» Provided text
We can also take a more holistic and informal approach to evaluating model quality.

Since large heterogenous libraries make the qualitative assessment of recommendations difficult, let's search for a user with a modestly sized relatively focused library:

showlibs(citeuctpf, 1741)
●●● User: 1741
 • Region-Based Memory Management
 • A Syntactic Approach to Type Soundness
 • Imperative Functional Programming
 • The essence of functional programming
 • Representing monads
 • The marriage of effects and monads
 • A Taste of Linear Logic
 • Monad transformers and modular interpreters
 • Comprehending Monads
 • Monads for functional programming
 • Building interpreters by composing monads
 • Typed memory management via static capabilities
 • Computational Lambda-Calculus and Monads
 • Why functional programming matters
 • Tackling the Awkward Squad: monadic input/output, concurrency, exceptions, and foreign-language calls in Haskell
 • Notions of Computation and Monads
 • Recursion schemes from comonads
 • There and back again: arrows for invertible programming
 • Composing monads using coproducts
 • An Introduction to Category Theory, Category Theory Monads, and Their Relationship to Functional Programming

The 20 articles in user 1741's library suggest that he or she is interested in the interplay of foundational mathematics and functional programming.

» Records shown
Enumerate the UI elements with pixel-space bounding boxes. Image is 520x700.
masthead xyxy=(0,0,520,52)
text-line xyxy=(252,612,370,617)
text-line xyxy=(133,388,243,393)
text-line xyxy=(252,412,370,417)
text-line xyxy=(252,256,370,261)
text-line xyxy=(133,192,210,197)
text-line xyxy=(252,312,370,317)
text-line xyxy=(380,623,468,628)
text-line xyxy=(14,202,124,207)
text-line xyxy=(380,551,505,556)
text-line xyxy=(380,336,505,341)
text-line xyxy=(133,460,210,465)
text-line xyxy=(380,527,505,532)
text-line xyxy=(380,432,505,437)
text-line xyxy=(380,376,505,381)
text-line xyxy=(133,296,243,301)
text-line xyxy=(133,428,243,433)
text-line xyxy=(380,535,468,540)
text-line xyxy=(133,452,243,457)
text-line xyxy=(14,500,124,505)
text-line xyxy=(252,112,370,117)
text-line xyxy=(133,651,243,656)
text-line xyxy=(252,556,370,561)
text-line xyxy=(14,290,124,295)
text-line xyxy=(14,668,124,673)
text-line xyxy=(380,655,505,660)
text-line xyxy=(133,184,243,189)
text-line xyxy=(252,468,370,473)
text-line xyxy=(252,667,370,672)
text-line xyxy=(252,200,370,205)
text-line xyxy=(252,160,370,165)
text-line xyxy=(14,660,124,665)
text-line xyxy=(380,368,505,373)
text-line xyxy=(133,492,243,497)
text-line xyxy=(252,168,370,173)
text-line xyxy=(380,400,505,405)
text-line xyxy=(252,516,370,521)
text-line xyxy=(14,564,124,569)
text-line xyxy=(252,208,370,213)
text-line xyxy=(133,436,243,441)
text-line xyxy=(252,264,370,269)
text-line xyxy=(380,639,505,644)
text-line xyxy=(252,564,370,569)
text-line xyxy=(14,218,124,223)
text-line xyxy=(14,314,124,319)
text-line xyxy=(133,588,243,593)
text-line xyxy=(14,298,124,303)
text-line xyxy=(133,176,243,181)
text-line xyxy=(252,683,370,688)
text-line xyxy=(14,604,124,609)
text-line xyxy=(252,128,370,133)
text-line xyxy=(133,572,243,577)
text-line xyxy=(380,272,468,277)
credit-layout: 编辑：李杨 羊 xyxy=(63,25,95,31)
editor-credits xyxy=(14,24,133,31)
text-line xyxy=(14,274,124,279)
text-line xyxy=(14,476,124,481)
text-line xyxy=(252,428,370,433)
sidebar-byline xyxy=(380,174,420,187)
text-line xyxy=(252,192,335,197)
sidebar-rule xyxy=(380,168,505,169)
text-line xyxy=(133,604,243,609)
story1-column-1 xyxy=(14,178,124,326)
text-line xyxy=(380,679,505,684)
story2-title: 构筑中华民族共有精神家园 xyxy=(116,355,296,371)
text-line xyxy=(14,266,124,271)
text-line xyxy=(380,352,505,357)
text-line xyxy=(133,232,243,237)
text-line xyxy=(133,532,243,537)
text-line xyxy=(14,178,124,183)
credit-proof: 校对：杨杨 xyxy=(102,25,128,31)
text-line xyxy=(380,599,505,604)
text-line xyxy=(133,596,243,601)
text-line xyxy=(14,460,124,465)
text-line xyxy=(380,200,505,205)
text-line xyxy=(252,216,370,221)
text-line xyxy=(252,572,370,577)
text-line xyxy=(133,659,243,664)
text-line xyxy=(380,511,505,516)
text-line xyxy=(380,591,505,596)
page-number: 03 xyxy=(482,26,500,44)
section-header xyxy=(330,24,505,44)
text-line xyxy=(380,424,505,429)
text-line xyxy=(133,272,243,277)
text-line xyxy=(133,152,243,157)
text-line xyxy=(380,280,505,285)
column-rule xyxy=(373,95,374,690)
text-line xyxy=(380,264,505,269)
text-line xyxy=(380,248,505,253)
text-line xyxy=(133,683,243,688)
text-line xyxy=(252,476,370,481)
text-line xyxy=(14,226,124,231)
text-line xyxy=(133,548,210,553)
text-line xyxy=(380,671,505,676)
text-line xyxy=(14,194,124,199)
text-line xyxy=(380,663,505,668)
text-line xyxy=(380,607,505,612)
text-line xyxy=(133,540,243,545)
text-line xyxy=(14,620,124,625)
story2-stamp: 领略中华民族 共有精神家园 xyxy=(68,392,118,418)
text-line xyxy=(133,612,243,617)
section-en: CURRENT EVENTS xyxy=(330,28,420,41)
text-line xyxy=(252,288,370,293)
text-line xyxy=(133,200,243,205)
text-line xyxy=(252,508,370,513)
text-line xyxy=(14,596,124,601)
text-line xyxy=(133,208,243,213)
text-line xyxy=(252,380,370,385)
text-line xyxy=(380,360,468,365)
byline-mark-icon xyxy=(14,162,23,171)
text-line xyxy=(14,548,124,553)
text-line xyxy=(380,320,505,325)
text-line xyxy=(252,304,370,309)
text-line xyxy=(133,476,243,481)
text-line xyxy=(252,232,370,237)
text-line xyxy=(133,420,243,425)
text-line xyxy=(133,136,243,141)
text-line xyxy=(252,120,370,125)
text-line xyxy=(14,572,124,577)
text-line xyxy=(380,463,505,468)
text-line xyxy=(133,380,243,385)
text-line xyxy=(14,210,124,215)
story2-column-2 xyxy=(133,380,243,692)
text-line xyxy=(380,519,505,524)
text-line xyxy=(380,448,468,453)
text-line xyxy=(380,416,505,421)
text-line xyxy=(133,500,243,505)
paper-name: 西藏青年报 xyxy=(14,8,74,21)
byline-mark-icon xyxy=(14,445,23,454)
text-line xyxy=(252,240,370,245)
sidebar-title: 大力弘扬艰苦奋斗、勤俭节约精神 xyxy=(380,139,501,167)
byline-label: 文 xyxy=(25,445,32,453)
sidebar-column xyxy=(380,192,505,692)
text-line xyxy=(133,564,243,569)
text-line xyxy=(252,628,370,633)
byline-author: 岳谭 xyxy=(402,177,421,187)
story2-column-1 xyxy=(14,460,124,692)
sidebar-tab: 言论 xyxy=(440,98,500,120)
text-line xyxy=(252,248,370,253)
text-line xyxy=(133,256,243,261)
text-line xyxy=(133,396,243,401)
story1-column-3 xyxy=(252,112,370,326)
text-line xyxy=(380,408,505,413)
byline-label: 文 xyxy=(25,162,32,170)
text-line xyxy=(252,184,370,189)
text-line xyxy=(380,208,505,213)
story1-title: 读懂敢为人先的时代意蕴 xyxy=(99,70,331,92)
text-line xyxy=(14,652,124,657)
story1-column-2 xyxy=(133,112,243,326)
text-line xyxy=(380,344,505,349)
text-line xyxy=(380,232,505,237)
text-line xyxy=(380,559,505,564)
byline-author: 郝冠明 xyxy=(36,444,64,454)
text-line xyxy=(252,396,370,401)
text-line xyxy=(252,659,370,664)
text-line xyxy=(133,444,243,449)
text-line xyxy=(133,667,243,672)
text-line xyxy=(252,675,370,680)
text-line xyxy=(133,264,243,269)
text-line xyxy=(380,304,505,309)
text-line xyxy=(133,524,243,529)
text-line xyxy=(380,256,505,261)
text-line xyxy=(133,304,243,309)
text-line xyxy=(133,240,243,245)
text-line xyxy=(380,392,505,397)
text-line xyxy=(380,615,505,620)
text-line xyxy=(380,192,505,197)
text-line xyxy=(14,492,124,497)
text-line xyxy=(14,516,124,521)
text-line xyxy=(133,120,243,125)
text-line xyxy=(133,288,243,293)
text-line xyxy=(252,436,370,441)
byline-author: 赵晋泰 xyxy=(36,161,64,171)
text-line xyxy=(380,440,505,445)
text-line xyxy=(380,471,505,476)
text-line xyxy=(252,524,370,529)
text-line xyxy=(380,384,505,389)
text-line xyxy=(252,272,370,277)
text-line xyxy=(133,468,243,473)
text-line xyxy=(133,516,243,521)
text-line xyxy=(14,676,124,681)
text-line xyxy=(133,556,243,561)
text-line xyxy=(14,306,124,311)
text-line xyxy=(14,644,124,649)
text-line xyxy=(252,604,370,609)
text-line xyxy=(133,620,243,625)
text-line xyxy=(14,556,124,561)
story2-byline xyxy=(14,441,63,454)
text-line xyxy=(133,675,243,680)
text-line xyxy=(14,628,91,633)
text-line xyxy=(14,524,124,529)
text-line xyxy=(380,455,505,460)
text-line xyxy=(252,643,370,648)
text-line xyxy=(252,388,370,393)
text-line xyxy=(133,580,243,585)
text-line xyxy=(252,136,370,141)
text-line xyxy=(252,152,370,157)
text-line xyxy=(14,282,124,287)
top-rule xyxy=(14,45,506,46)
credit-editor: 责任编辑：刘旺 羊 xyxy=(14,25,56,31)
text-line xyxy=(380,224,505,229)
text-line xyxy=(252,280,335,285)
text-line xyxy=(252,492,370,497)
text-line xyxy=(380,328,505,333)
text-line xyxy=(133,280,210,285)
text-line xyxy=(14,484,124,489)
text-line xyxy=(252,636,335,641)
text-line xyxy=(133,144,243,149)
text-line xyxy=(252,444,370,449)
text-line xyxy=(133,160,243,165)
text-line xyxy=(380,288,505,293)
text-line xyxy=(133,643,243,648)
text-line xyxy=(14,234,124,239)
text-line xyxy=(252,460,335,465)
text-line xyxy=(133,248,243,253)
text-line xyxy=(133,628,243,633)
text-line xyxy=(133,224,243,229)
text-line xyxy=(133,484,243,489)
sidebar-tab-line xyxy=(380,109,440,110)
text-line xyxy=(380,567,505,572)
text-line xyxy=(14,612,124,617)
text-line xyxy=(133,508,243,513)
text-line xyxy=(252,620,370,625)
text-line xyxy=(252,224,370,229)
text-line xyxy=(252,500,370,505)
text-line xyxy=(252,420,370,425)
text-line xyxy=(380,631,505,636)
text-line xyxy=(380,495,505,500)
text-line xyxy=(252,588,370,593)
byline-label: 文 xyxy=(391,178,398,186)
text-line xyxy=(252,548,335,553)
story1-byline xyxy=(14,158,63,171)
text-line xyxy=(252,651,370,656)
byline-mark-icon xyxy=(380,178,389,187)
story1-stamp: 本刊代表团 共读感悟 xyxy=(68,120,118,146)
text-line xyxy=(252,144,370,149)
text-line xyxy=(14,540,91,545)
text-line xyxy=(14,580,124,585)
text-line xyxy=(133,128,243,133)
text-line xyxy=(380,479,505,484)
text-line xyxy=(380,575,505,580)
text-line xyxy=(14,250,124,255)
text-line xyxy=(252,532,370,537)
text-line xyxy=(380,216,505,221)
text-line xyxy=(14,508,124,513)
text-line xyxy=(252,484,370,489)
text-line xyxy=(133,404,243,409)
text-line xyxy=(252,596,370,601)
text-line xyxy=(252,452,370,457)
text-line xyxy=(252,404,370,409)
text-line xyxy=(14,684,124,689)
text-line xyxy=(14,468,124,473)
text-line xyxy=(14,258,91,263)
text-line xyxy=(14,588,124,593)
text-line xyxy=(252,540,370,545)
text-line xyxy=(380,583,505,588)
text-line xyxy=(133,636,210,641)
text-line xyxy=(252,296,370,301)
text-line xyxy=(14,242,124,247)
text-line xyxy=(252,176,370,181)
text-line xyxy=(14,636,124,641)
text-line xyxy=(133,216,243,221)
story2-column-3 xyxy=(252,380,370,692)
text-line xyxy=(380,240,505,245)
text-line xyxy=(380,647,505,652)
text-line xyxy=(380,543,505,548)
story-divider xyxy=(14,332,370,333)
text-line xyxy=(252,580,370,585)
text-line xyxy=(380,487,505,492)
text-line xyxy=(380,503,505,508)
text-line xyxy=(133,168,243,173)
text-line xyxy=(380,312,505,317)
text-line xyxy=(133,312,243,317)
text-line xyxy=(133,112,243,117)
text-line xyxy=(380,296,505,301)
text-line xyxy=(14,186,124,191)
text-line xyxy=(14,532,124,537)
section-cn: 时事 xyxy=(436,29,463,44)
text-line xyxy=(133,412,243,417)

» What you will do
[a] Print the model-quality excerpt from "Since large heterogenous" up to and including "showlibs(citeuctpf, 1741)".
[b] Answer these questions using the model-quality excerpt:
(i) What makes the qualitative assessment of recommendations difficult?
(ii) How many articles are in user 1741's library?
(iii) What interest does that library suggest the user has?
[c] According to the model-quality excerpt, why search for a user with a modestly sized, relatively focused library?

» The replies
[a]
Since large heterogenous libraries make the qualitative assessment of recommendations difficult, let's search for a user with a modestly sized relatively focused library:

showlibs(citeuctpf, 1741)

[b]
(i) Large heterogenous libraries.
(ii) 20.
(iii) The interplay of foundational mathematics and functional programming.

[c] Large heterogenous libraries make the qualitative assessment of recommendations difficult. A smaller, more focused library makes that informal evaluation of model quality easier.